Davranışların değişmesi ile toplumsal anlamda değişime götüren bir yola da girilmiş olmaktadır. Düşünce, duygu ve davranışın karakterine göre söz konusu değişim olumlu olabileceği gibi olumsuz da olabilmektedir.
Ayet, hem olumlu hem olumsuz, iki değişimi de içermektedir. Olumsuzundan başlarsak; bu, bir kavmin iyi durumunun işledikleri kötülüklerden dolayı kötüye dönüşmesidir. Yani onlar imanı küfür, taati isyan, şükrü de nankörlükle, güzel hâlleri çirkin hâllerle, salih amellerini ve fıtri melekelerini zıtlarıyla değiştirdiklerinde Allah sahip oldukları nimetleri ellerinden almaktadır.
Ayette sözü edilen değişim, toplumun tamamının değişimi ile olabileceği gibi toplumun bir kesiminin değişimi ile de olabilir. Nitekim Kur’an’da şöyle buyrulmuştur:
“Sadece içinizden zulmedenlere erişmekle kalmayacak olan bir azaptan sakının ve bilin ki Allah azabı çetin olandır.”4
Uhud Savaşı’nda okçular Hz. Peygamber’in durmalarını emrettiği tepeyi terk etmişler, onların tepeyi terk etmesi de ordunun mağlubiyetine zemin hazırlamıştı. Ancak Allah değişimin olumsuz sonuçlarından ona sebep olmayan ve görevini yerine getirenleri sorumlu tutmaz; aksine bu münasebetle onların ecrini artırır.

Alıştırma görevleri:
- A) Toplumsal değişim metnine göre bir kavmin iyi durumu neden kötüye döner? Metnin verdiği gerekçeyi bir ila üç cümleyle açıklayın.
- B) Toplumsal değişim metnini kaldığı yerden sürdürün.
Kayıtlar bu çalışmada hiçbir rol oynamaz.

Kayıt listesi:
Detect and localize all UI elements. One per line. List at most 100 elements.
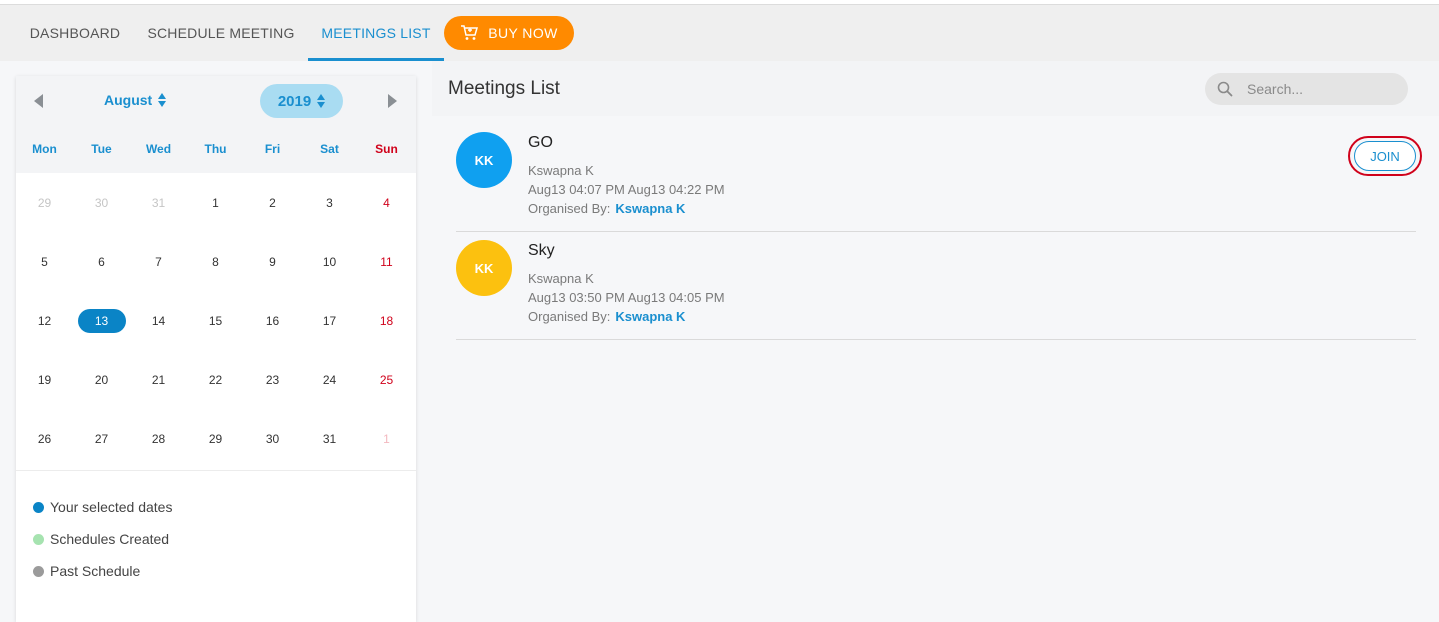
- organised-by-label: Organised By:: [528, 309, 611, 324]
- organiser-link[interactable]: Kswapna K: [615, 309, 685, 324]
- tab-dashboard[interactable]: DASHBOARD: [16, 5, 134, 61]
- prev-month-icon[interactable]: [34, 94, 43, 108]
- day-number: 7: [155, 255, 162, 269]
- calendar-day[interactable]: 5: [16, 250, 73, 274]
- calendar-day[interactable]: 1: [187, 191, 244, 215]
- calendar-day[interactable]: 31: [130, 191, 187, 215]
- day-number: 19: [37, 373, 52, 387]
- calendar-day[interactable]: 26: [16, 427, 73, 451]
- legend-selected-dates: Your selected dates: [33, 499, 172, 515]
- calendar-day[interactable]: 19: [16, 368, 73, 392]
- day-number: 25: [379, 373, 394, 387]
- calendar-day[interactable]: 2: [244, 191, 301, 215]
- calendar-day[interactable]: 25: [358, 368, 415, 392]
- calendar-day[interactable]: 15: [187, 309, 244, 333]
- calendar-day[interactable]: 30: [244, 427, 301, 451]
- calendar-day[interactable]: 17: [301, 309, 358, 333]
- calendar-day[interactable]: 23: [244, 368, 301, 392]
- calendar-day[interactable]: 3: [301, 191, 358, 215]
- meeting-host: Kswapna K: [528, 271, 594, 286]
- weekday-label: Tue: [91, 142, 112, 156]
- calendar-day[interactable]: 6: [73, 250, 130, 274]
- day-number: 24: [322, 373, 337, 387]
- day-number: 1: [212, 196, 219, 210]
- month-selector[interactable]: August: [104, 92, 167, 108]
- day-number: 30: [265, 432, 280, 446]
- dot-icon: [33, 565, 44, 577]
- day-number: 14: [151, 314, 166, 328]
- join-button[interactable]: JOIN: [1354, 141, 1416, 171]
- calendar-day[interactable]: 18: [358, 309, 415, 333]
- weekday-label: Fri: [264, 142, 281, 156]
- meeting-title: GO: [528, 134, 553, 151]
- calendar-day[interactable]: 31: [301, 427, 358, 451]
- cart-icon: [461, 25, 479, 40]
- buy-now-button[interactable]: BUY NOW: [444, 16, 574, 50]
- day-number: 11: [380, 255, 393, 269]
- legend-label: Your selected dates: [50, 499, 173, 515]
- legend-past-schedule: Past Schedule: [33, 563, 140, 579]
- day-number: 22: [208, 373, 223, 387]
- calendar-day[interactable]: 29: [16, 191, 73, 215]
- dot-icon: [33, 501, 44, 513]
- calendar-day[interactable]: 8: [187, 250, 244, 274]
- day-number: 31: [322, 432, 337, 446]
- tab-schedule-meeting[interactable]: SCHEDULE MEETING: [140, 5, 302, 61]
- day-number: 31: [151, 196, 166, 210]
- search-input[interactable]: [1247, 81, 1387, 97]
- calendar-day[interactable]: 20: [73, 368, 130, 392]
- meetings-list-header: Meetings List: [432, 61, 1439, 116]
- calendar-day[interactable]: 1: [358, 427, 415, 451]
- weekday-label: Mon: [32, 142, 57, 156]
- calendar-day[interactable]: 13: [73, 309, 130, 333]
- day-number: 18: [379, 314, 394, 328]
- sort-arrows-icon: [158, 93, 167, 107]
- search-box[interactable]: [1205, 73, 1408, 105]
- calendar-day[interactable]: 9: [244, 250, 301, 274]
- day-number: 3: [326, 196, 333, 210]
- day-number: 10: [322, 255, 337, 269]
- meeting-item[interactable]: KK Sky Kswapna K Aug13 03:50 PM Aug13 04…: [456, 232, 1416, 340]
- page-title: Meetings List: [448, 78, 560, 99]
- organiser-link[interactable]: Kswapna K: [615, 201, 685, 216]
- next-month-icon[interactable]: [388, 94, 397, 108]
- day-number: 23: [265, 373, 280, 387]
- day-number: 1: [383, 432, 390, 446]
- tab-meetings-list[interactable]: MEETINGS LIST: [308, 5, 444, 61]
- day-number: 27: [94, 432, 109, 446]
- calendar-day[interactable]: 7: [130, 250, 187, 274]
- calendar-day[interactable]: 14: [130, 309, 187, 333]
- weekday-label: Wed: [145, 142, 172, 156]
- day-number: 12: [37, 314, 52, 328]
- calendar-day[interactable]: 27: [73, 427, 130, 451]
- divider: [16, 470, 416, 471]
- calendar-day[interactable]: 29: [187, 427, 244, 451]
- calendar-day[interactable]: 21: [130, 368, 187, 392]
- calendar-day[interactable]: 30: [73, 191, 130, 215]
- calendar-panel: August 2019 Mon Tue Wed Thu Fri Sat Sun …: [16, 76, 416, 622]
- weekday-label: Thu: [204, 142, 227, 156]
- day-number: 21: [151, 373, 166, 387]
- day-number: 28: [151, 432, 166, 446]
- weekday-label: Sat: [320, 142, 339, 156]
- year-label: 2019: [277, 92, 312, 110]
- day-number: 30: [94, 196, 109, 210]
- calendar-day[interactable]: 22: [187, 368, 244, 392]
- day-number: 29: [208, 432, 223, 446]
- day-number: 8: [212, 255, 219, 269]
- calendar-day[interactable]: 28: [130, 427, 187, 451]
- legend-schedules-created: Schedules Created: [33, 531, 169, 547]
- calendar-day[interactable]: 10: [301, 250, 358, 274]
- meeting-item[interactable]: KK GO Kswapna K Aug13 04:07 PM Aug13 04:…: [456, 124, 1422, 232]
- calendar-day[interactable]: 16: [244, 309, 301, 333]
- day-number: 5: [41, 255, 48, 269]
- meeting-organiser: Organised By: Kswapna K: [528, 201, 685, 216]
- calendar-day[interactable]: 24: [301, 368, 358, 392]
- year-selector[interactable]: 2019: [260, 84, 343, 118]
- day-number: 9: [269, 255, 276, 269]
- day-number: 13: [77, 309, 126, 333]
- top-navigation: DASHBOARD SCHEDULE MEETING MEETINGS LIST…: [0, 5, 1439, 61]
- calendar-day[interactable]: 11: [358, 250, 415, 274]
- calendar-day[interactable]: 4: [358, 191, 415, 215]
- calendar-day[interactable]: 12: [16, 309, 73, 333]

Alıştırma sonuçları:
- A) Bir kavmin iyi durumu, işledikleri kötülükler yüzünden kötüye döner. İmanı küfürle, taati isyanla, şükrü nankörlükle, güzel hâlleri çirkin hâllerle, salih amellerini ve fıtri melekelerini zıtlarıyla değiştirdiklerinde Allah sahip oldukları nimetleri ellerinden alır.

- B)
Gerçek şu ki ayette genelde cari olan ilahi kanun beyan edilmiştir. Bu, musibetlerin sadece günah işleyenlerin başına geleceği anlamına da gelmez. Varlık âlemindeki ilahi tasarruflarda idrakimizin ötesinde hikmetler olabilir.5
Olumlu değişime gelince; bir toplumun kötü durumunun, yapacakları iyiliklerle, iyiye dönüşmesidir. Yani masiyeti terk edip taate yöneldikleri takdirde onların şekavetleri saadete dönüşecektir. Düşmanlarının önünde hezimete düçar olan bir toplum, kendini ıslah ettiğinde, birbirine sırt dönmekten vazgeçip Hak’ta birleştiğinde zafere erişecektir.
Değişimde insanın rolünü ifade eden bu ilkeye, başka bir surede somut tarihî örnekler eşliğinde tekrar yer verilmiştir.6
Bu örneklerin ilki Mekke müşrikleridir. Onlar açlık ve korkudan emin kılınmış, kendilerine peygamber olarak Hz. Muhammed (s.a.s.) gönderilmişti. Ancak peygamber onları tevhide davet ettiğinde onu reddettiler, akrabalık bağlarını dahi gözetmeksizin ona ve ona tabi olanlara düşmanlık ettiler.
Sonunda Hz. Peygamber’in Medine’ye hicreti ile bu nimetten mahrum kaldılar. Söz konusu tutum ve davranışlarının karşılığını, ilk olarak Bedir’de aldıkları mağlubiyetle gördüler. Davet sürecinin sonuna gelindiğinde ise Arap Yarımadasındaki varlıklarını yitirdiler, kudret ve hâkimiyetlerini, şöhret ve itibarlarını kaybettiler.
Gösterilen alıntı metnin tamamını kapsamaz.